▶ _To do_
Look through the records that follow. Copy every line containing the word "data".
***** Information provided *****
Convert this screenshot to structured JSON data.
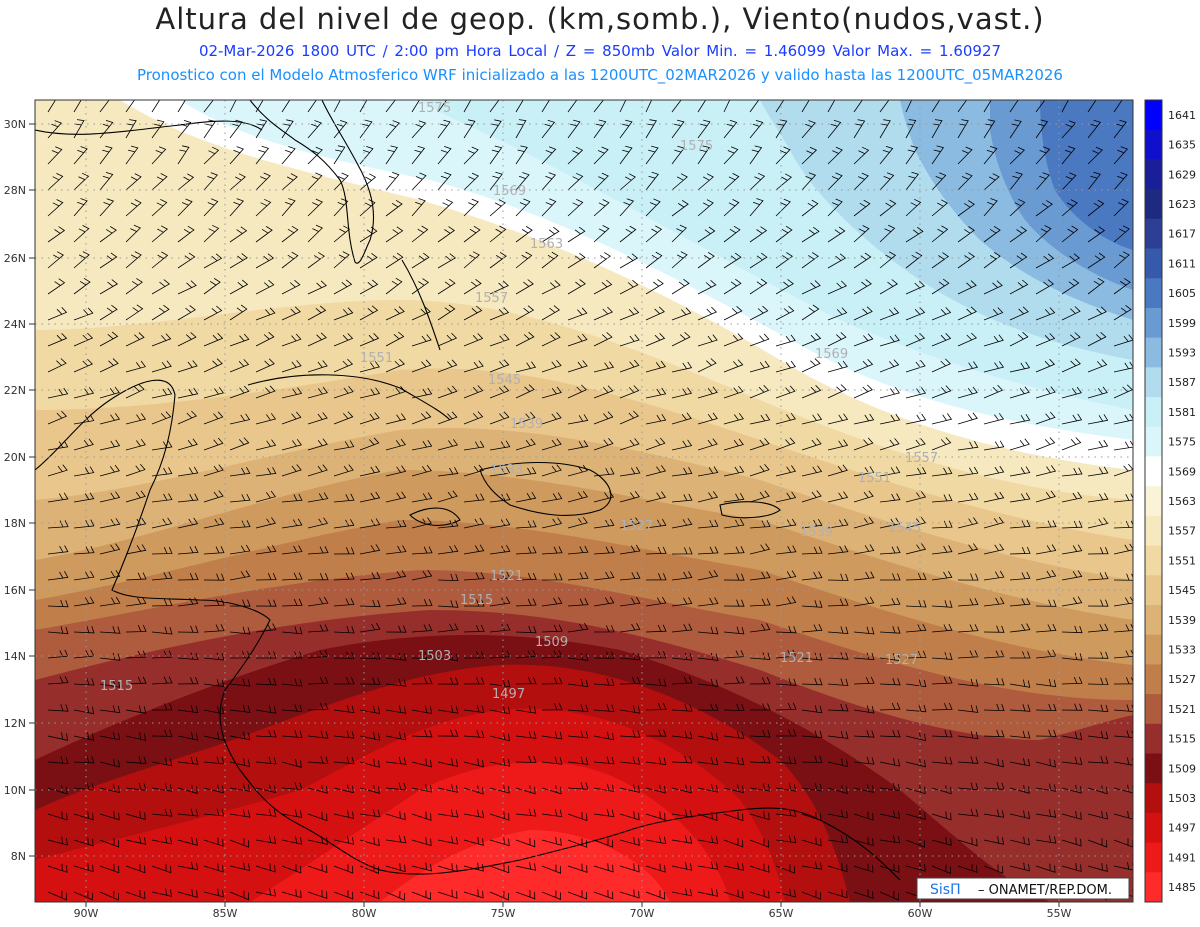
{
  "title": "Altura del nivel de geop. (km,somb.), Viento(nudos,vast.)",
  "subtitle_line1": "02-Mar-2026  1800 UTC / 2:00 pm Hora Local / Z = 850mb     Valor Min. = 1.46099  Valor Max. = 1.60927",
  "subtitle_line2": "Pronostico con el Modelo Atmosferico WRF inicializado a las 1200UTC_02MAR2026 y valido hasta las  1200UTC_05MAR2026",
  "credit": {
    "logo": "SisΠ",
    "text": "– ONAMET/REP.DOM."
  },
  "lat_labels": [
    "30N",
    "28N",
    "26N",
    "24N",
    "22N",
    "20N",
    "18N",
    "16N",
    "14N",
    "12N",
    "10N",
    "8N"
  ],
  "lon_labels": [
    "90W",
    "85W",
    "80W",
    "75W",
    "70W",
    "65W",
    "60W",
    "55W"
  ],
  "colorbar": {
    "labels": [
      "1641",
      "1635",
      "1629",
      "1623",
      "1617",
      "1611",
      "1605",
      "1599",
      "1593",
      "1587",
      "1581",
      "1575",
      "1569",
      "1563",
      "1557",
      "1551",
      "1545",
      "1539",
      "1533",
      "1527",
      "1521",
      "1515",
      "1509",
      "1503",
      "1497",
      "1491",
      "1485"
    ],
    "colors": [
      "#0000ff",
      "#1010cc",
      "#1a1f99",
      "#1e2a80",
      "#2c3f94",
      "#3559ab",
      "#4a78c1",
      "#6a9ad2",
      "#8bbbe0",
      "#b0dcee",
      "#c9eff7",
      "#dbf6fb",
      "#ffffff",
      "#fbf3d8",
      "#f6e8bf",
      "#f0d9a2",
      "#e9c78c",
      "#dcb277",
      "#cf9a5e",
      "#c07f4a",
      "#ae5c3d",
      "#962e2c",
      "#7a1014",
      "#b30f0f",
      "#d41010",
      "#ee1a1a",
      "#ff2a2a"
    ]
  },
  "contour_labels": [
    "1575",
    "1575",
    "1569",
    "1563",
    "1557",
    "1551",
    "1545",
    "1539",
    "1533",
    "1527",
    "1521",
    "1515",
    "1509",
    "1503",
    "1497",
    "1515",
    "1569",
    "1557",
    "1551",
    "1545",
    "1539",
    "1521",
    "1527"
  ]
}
*****
***** Information provided *****
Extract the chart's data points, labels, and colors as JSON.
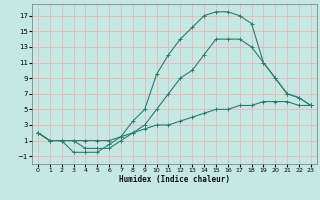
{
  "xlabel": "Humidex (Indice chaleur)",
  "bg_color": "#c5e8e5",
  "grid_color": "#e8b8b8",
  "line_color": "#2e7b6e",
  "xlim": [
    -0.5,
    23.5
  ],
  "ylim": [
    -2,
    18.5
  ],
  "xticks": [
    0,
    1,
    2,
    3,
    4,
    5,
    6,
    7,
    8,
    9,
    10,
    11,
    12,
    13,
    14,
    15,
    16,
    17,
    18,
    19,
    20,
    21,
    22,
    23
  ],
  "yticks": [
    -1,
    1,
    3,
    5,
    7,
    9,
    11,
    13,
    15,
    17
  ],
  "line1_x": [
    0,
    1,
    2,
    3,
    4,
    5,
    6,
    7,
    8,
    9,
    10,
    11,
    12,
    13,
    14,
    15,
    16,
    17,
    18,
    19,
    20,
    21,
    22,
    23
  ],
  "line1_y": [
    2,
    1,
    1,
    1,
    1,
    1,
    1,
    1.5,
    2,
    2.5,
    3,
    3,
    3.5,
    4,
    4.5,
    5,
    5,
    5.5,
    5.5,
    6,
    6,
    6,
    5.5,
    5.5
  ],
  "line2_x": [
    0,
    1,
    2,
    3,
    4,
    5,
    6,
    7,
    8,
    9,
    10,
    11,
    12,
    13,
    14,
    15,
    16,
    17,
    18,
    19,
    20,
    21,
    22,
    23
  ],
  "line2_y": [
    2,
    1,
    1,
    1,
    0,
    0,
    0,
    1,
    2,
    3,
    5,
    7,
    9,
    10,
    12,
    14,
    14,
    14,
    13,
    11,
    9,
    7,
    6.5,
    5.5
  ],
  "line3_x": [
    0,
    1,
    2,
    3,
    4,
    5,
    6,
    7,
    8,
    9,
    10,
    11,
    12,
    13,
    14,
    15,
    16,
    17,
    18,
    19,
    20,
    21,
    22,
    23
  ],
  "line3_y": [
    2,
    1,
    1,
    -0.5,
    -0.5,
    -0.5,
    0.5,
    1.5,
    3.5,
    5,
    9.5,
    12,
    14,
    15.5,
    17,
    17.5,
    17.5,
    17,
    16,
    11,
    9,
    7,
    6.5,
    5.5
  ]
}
*****
***** Information provided *****
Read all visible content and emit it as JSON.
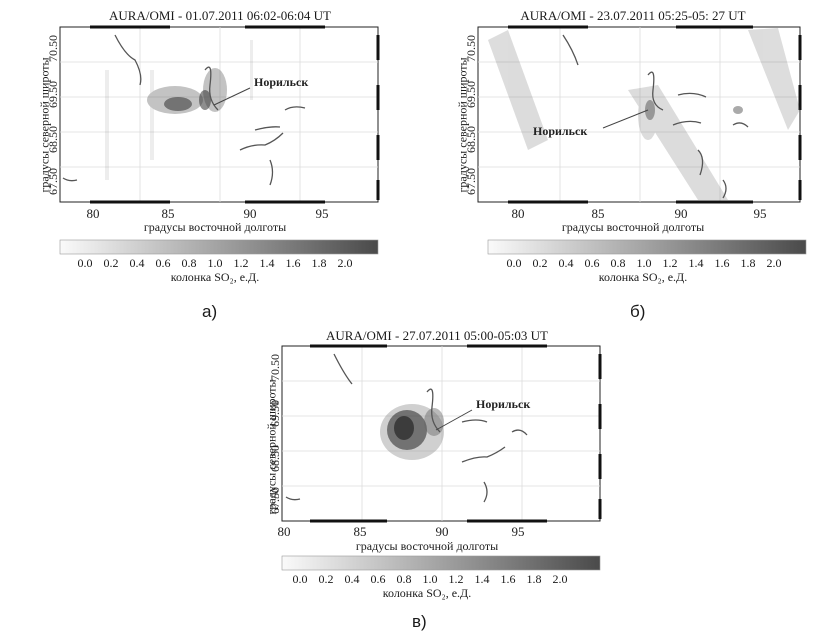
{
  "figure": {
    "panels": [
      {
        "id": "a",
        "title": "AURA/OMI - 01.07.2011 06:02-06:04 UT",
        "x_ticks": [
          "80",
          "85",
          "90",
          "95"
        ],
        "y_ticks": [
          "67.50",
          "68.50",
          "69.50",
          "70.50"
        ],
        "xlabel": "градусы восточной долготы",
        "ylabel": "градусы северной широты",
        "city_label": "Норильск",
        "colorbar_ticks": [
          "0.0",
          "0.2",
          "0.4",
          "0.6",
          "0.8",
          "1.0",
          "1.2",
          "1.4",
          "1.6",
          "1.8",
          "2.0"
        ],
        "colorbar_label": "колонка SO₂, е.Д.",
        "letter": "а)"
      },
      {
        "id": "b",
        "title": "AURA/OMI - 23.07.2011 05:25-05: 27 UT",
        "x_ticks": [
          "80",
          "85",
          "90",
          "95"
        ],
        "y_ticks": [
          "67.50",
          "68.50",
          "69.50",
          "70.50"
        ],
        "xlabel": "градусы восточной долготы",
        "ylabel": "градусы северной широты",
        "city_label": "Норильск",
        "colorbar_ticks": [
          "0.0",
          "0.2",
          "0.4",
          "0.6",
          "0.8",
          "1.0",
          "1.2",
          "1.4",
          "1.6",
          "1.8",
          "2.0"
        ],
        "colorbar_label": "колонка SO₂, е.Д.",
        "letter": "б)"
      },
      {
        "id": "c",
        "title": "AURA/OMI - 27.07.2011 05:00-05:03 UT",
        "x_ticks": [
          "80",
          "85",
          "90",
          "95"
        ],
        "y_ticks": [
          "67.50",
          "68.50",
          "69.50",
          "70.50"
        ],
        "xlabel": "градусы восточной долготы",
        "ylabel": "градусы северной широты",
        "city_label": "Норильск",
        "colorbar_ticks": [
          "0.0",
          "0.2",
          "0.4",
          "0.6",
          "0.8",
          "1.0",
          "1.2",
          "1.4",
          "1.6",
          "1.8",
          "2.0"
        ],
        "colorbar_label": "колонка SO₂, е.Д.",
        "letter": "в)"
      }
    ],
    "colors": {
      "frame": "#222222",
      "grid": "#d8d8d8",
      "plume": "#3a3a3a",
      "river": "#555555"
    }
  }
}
*****
▶ _Right answer_
Convert this screenshot to structured JSON data.
Extract the chart's data points, labels, and colors as JSON.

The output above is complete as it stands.